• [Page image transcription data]
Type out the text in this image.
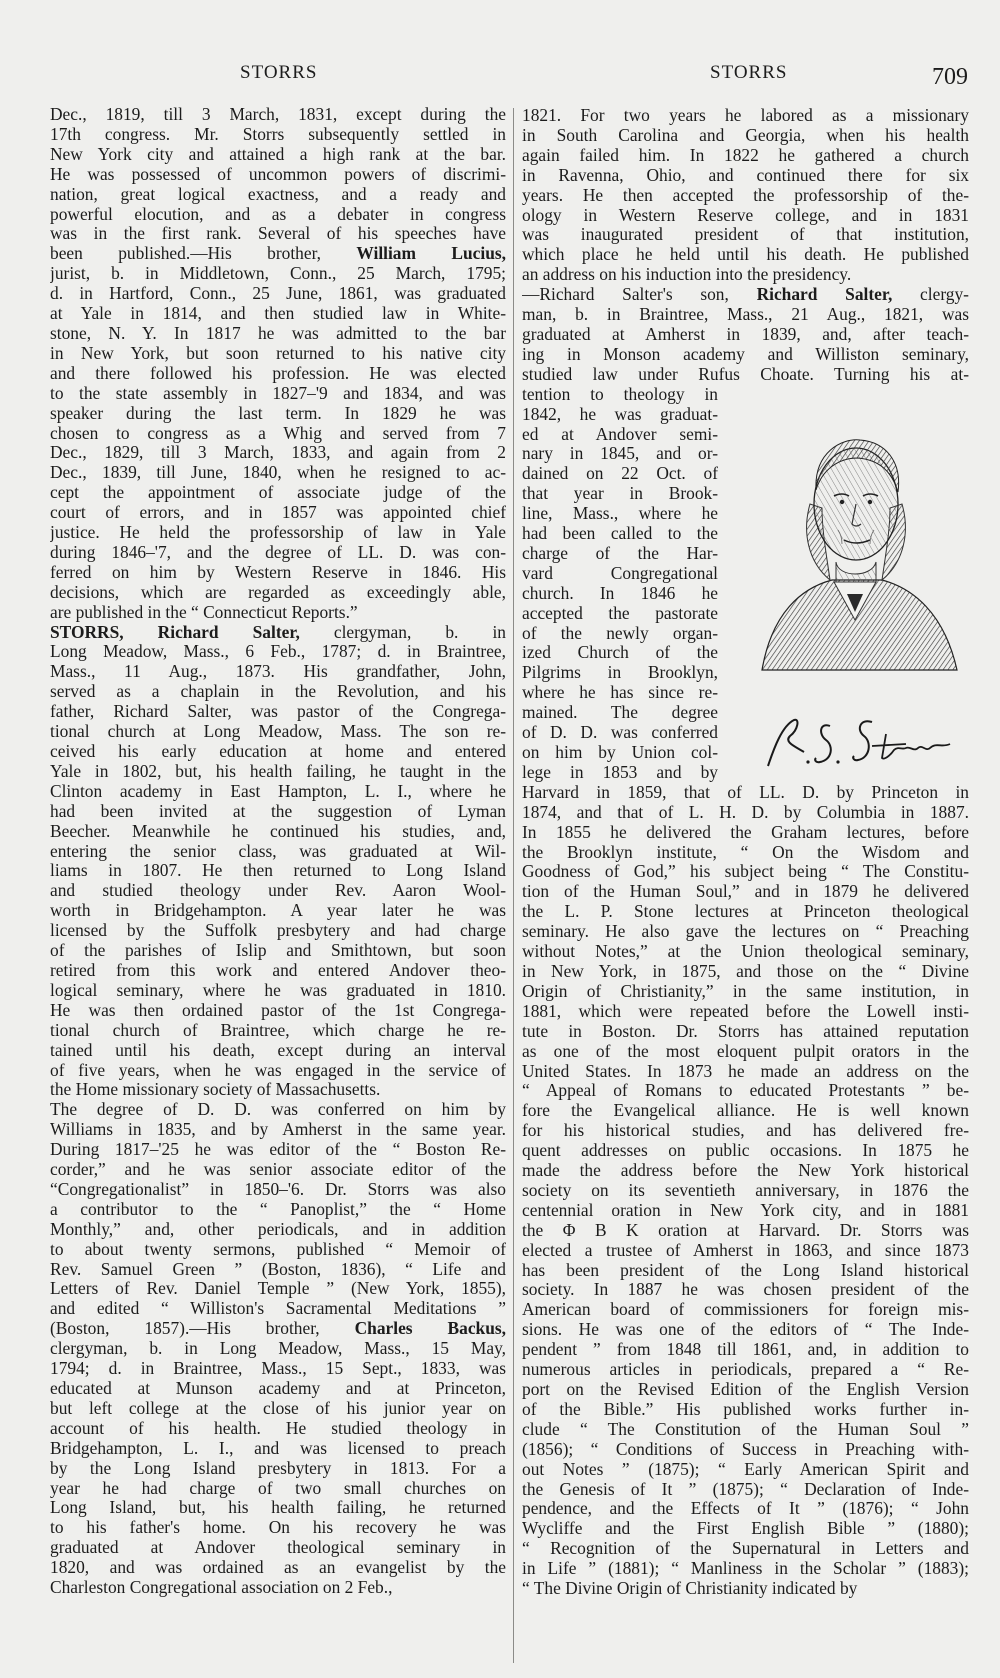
STORRS	STORRS	709
Dec., 1819, till 3 March, 1831, except during the
17th congress. Mr. Storrs subsequently settled in
New York city and attained a high rank at the bar.
He was possessed of uncommon powers of discrimi-
nation, great logical exactness, and a ready and
powerful elocution, and as a debater in congress
was in the first rank. Several of his speeches have
been published.—His brother, William Lucius,
jurist, b. in Middletown, Conn., 25 March, 1795;
d. in Hartford, Conn., 25 June, 1861, was graduated
at Yale in 1814, and then studied law in White-
stone, N. Y. In 1817 he was admitted to the bar
in New York, but soon returned to his native city
and there followed his profession. He was elected
to the state assembly in 1827–'9 and 1834, and was
speaker during the last term. In 1829 he was
chosen to congress as a Whig and served from 7
Dec., 1829, till 3 March, 1833, and again from 2
Dec., 1839, till June, 1840, when he resigned to ac-
cept the appointment of associate judge of the
court of errors, and in 1857 was appointed chief
justice. He held the professorship of law in Yale
during 1846–'7, and the degree of LL. D. was con-
ferred on him by Western Reserve in 1846. His
decisions, which are regarded as exceedingly able,
are published in the “ Connecticut Reports.”
STORRS, Richard Salter, clergyman, b. in
Long Meadow, Mass., 6 Feb., 1787; d. in Braintree,
Mass., 11 Aug., 1873. His grandfather, John,
served as a chaplain in the Revolution, and his
father, Richard Salter, was pastor of the Congrega-
tional church at Long Meadow, Mass. The son re-
ceived his early education at home and entered
Yale in 1802, but, his health failing, he taught in the
Clinton academy in East Hampton, L. I., where he
had been invited at the suggestion of Lyman
Beecher. Meanwhile he continued his studies, and,
entering the senior class, was graduated at Wil-
liams in 1807. He then returned to Long Island
and studied theology under Rev. Aaron Wool-
worth in Bridgehampton. A year later he was
licensed by the Suffolk presbytery and had charge
of the parishes of Islip and Smithtown, but soon
retired from this work and entered Andover theo-
logical seminary, where he was graduated in 1810.
He was then ordained pastor of the 1st Congrega-
tional church of Braintree, which charge he re-
tained until his death, except during an interval
of five years, when he was engaged in the service of
the Home missionary society of Massachusetts.
The degree of D. D. was conferred on him by
Williams in 1835, and by Amherst in the same year.
During 1817–'25 he was editor of the “ Boston Re-
corder,” and he was senior associate editor of the
“Congregationalist” in 1850–'6. Dr. Storrs was also
a contributor to the “ Panoplist,” the “ Home
Monthly,” and, other periodicals, and in addition
to about twenty sermons, published “ Memoir of
Rev. Samuel Green ” (Boston, 1836), “ Life and
Letters of Rev. Daniel Temple ” (New York, 1855),
and edited “ Williston's Sacramental Meditations ”
(Boston, 1857).—His brother, Charles Backus,
clergyman, b. in Long Meadow, Mass., 15 May,
1794; d. in Braintree, Mass., 15 Sept., 1833, was
educated at Munson academy and at Princeton,
but left college at the close of his junior year on
account of his health. He studied theology in
Bridgehampton, L. I., and was licensed to preach
by the Long Island presbytery in 1813. For a
year he had charge of two small churches on
Long Island, but, his health failing, he returned
to his father's home. On his recovery he was
graduated at Andover theological seminary in
1820, and was ordained as an evangelist by the
Charleston Congregational association on 2 Feb.,
1821. For two years he labored as a missionary
in South Carolina and Georgia, when his health
again failed him. In 1822 he gathered a church
in Ravenna, Ohio, and continued there for six
years. He then accepted the professorship of the-
ology in Western Reserve college, and in 1831
was inaugurated president of that institution,
which place he held until his death. He published
an address on his induction into the presidency.
—Richard Salter's son, Richard Salter, clergy-
man, b. in Braintree, Mass., 21 Aug., 1821, was
graduated at Amherst in 1839, and, after teach-
ing in Monson academy and Williston seminary,
studied law under Rufus Choate. Turning his at-
tention to theology in
1842, he was graduat-
ed at Andover semi-
nary in 1845, and or-
dained on 22 Oct. of
that year in Brook-
line, Mass., where he
had been called to the
charge of the Har-
vard Congregational
church. In 1846 he
accepted the pastorate
of the newly organ-
ized Church of the
Pilgrims in Brooklyn,
where he has since re-
mained. The degree
of D. D. was conferred
on him by Union col-
lege in 1853 and by
Harvard in 1859, that of LL. D. by Princeton in
1874, and that of L. H. D. by Columbia in 1887.
In 1855 he delivered the Graham lectures, before
the Brooklyn institute, “ On the Wisdom and
Goodness of God,” his subject being “ The Constitu-
tion of the Human Soul,” and in 1879 he delivered
the L. P. Stone lectures at Princeton theological
seminary. He also gave the lectures on “ Preaching
without Notes,” at the Union theological seminary,
in New York, in 1875, and those on the “ Divine
Origin of Christianity,” in the same institution, in
1881, which were repeated before the Lowell insti-
tute in Boston. Dr. Storrs has attained reputation
as one of the most eloquent pulpit orators in the
United States. In 1873 he made an address on the
“ Appeal of Romans to educated Protestants ” be-
fore the Evangelical alliance. He is well known
for his historical studies, and has delivered fre-
quent addresses on public occasions. In 1875 he
made the address before the New York historical
society on its seventieth anniversary, in 1876 the
centennial oration in New York city, and in 1881
the Φ Β Κ oration at Harvard. Dr. Storrs was
elected a trustee of Amherst in 1863, and since 1873
has been president of the Long Island historical
society. In 1887 he was chosen president of the
American board of commissioners for foreign mis-
sions. He was one of the editors of “ The Inde-
pendent ” from 1848 till 1861, and, in addition to
numerous articles in periodicals, prepared a “ Re-
port on the Revised Edition of the English Version
of the Bible.” His published works further in-
clude “ The Constitution of the Human Soul ”
(1856); “ Conditions of Success in Preaching with-
out Notes ” (1875); “ Early American Spirit and
the Genesis of It ” (1875); “ Declaration of Inde-
pendence, and the Effects of It ” (1876); “ John
Wycliffe and the First English Bible ” (1880);
“ Recognition of the Supernatural in Letters and
in Life ” (1881); “ Manliness in the Scholar ” (1883);
“ The Divine Origin of Christianity indicated by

• [AIM OF THE EXERCISE] Retype each record exactly as it stands, but do not include the pictures.

• [COMPLETED TASK]
Type out the text in this image.
STORRS	STORRS	709
Dec., 1819, till 3 March, 1831, except during the
17th congress. Mr. Storrs subsequently settled in
New York city and attained a high rank at the bar.
He was possessed of uncommon powers of discrimi-
nation, great logical exactness, and a ready and
powerful elocution, and as a debater in congress
was in the first rank. Several of his speeches have
been published.—His brother, William Lucius,
jurist, b. in Middletown, Conn., 25 March, 1795;
d. in Hartford, Conn., 25 June, 1861, was graduated
at Yale in 1814, and then studied law in White-
stone, N. Y. In 1817 he was admitted to the bar
in New York, but soon returned to his native city
and there followed his profession. He was elected
to the state assembly in 1827–'9 and 1834, and was
speaker during the last term. In 1829 he was
chosen to congress as a Whig and served from 7
Dec., 1829, till 3 March, 1833, and again from 2
Dec., 1839, till June, 1840, when he resigned to ac-
cept the appointment of associate judge of the
court of errors, and in 1857 was appointed chief
justice. He held the professorship of law in Yale
during 1846–'7, and the degree of LL. D. was con-
ferred on him by Western Reserve in 1846. His
decisions, which are regarded as exceedingly able,
are published in the “ Connecticut Reports.”
STORRS, Richard Salter, clergyman, b. in
Long Meadow, Mass., 6 Feb., 1787; d. in Braintree,
Mass., 11 Aug., 1873. His grandfather, John,
served as a chaplain in the Revolution, and his
father, Richard Salter, was pastor of the Congrega-
tional church at Long Meadow, Mass. The son re-
ceived his early education at home and entered
Yale in 1802, but, his health failing, he taught in the
Clinton academy in East Hampton, L. I., where he
had been invited at the suggestion of Lyman
Beecher. Meanwhile he continued his studies, and,
entering the senior class, was graduated at Wil-
liams in 1807. He then returned to Long Island
and studied theology under Rev. Aaron Wool-
worth in Bridgehampton. A year later he was
licensed by the Suffolk presbytery and had charge
of the parishes of Islip and Smithtown, but soon
retired from this work and entered Andover theo-
logical seminary, where he was graduated in 1810.
He was then ordained pastor of the 1st Congrega-
tional church of Braintree, which charge he re-
tained until his death, except during an interval
of five years, when he was engaged in the service of
the Home missionary society of Massachusetts.
The degree of D. D. was conferred on him by
Williams in 1835, and by Amherst in the same year.
During 1817–'25 he was editor of the “ Boston Re-
corder,” and he was senior associate editor of the
“Congregationalist” in 1850–'6. Dr. Storrs was also
a contributor to the “ Panoplist,” the “ Home
Monthly,” and, other periodicals, and in addition
to about twenty sermons, published “ Memoir of
Rev. Samuel Green ” (Boston, 1836), “ Life and
Letters of Rev. Daniel Temple ” (New York, 1855),
and edited “ Williston's Sacramental Meditations ”
(Boston, 1857).—His brother, Charles Backus,
clergyman, b. in Long Meadow, Mass., 15 May,
1794; d. in Braintree, Mass., 15 Sept., 1833, was
educated at Munson academy and at Princeton,
but left college at the close of his junior year on
account of his health. He studied theology in
Bridgehampton, L. I., and was licensed to preach
by the Long Island presbytery in 1813. For a
year he had charge of two small churches on
Long Island, but, his health failing, he returned
to his father's home. On his recovery he was
graduated at Andover theological seminary in
1820, and was ordained as an evangelist by the
Charleston Congregational association on 2 Feb.,
1821. For two years he labored as a missionary
in South Carolina and Georgia, when his health
again failed him. In 1822 he gathered a church
in Ravenna, Ohio, and continued there for six
years. He then accepted the professorship of the-
ology in Western Reserve college, and in 1831
was inaugurated president of that institution,
which place he held until his death. He published
an address on his induction into the presidency.
—Richard Salter's son, Richard Salter, clergy-
man, b. in Braintree, Mass., 21 Aug., 1821, was
graduated at Amherst in 1839, and, after teach-
ing in Monson academy and Williston seminary,
studied law under Rufus Choate. Turning his at-
tention to theology in
1842, he was graduat-
ed at Andover semi-
nary in 1845, and or-
dained on 22 Oct. of
that year in Brook-
line, Mass., where he
had been called to the
charge of the Har-
vard Congregational
church. In 1846 he
accepted the pastorate
of the newly organ-
ized Church of the
Pilgrims in Brooklyn,
where he has since re-
mained. The degree
of D. D. was conferred
on him by Union col-
lege in 1853 and by
Harvard in 1859, that of LL. D. by Princeton in
1874, and that of L. H. D. by Columbia in 1887.
In 1855 he delivered the Graham lectures, before
the Brooklyn institute, “ On the Wisdom and
Goodness of God,” his subject being “ The Constitu-
tion of the Human Soul,” and in 1879 he delivered
the L. P. Stone lectures at Princeton theological
seminary. He also gave the lectures on “ Preaching
without Notes,” at the Union theological seminary,
in New York, in 1875, and those on the “ Divine
Origin of Christianity,” in the same institution, in
1881, which were repeated before the Lowell insti-
tute in Boston. Dr. Storrs has attained reputation
as one of the most eloquent pulpit orators in the
United States. In 1873 he made an address on the
“ Appeal of Romans to educated Protestants ” be-
fore the Evangelical alliance. He is well known
for his historical studies, and has delivered fre-
quent addresses on public occasions. In 1875 he
made the address before the New York historical
society on its seventieth anniversary, in 1876 the
centennial oration in New York city, and in 1881
the Φ Β Κ oration at Harvard. Dr. Storrs was
elected a trustee of Amherst in 1863, and since 1873
has been president of the Long Island historical
society. In 1887 he was chosen president of the
American board of commissioners for foreign mis-
sions. He was one of the editors of “ The Inde-
pendent ” from 1848 till 1861, and, in addition to
numerous articles in periodicals, prepared a “ Re-
port on the Revised Edition of the English Version
of the Bible.” His published works further in-
clude “ The Constitution of the Human Soul ”
(1856); “ Conditions of Success in Preaching with-
out Notes ” (1875); “ Early American Spirit and
the Genesis of It ” (1875); “ Declaration of Inde-
pendence, and the Effects of It ” (1876); “ John
Wycliffe and the First English Bible ” (1880);
“ Recognition of the Supernatural in Letters and
in Life ” (1881); “ Manliness in the Scholar ” (1883);
“ The Divine Origin of Christianity indicated by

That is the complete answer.